Stated goal =>
Print the records below exactly as they appear.

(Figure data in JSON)
---

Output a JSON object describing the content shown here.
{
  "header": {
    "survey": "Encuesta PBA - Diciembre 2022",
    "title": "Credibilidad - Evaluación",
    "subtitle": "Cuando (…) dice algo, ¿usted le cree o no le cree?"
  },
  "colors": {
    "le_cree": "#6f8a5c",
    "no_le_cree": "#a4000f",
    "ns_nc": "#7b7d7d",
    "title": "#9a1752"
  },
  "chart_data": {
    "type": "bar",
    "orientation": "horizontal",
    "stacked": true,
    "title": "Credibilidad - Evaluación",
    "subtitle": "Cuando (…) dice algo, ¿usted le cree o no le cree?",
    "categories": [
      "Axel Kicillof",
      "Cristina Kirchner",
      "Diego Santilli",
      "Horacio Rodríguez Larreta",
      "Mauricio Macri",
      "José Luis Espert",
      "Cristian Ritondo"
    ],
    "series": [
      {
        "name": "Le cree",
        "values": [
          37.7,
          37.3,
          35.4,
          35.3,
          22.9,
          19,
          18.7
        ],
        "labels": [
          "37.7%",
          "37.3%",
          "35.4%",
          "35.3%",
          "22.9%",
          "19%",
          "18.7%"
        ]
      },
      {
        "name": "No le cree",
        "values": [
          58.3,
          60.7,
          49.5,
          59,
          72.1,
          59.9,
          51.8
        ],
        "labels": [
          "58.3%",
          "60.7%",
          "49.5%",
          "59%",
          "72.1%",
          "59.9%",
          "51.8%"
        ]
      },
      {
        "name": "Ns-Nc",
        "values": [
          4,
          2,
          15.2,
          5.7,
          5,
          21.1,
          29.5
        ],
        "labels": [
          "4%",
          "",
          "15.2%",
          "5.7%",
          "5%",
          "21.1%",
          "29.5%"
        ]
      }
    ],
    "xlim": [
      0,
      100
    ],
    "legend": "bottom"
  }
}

---

Complete response =>
Output a JSON object describing the content shown here.
{
  "header": {
    "survey": "Encuesta PBA - Diciembre 2022",
    "title": "Credibilidad - Evaluación",
    "subtitle": "Cuando (…) dice algo, ¿usted le cree o no le cree?"
  },
  "colors": {
    "le_cree": "#6f8a5c",
    "no_le_cree": "#a4000f",
    "ns_nc": "#7b7d7d",
    "title": "#9a1752"
  },
  "chart_data": {
    "type": "bar",
    "orientation": "horizontal",
    "stacked": true,
    "title": "Credibilidad - Evaluación",
    "subtitle": "Cuando (…) dice algo, ¿usted le cree o no le cree?",
    "categories": [
      "Axel Kicillof",
      "Cristina Kirchner",
      "Diego Santilli",
      "Horacio Rodríguez Larreta",
      "Mauricio Macri",
      "José Luis Espert",
      "Cristian Ritondo"
    ],
    "series": [
      {
        "name": "Le cree",
        "values": [
          37.7,
          37.3,
          35.4,
          35.3,
          22.9,
          19,
          18.7
        ],
        "labels": [
          "37.7%",
          "37.3%",
          "35.4%",
          "35.3%",
          "22.9%",
          "19%",
          "18.7%"
        ]
      },
      {
        "name": "No le cree",
        "values": [
          58.3,
          60.7,
          49.5,
          59,
          72.1,
          59.9,
          51.8
        ],
        "labels": [
          "58.3%",
          "60.7%",
          "49.5%",
          "59%",
          "72.1%",
          "59.9%",
          "51.8%"
        ]
      },
      {
        "name": "Ns-Nc",
        "values": [
          4,
          2,
          15.2,
          5.7,
          5,
          21.1,
          29.5
        ],
        "labels": [
          "4%",
          "",
          "15.2%",
          "5.7%",
          "5%",
          "21.1%",
          "29.5%"
        ]
      }
    ],
    "xlim": [
      0,
      100
    ],
    "legend": "bottom"
  }
}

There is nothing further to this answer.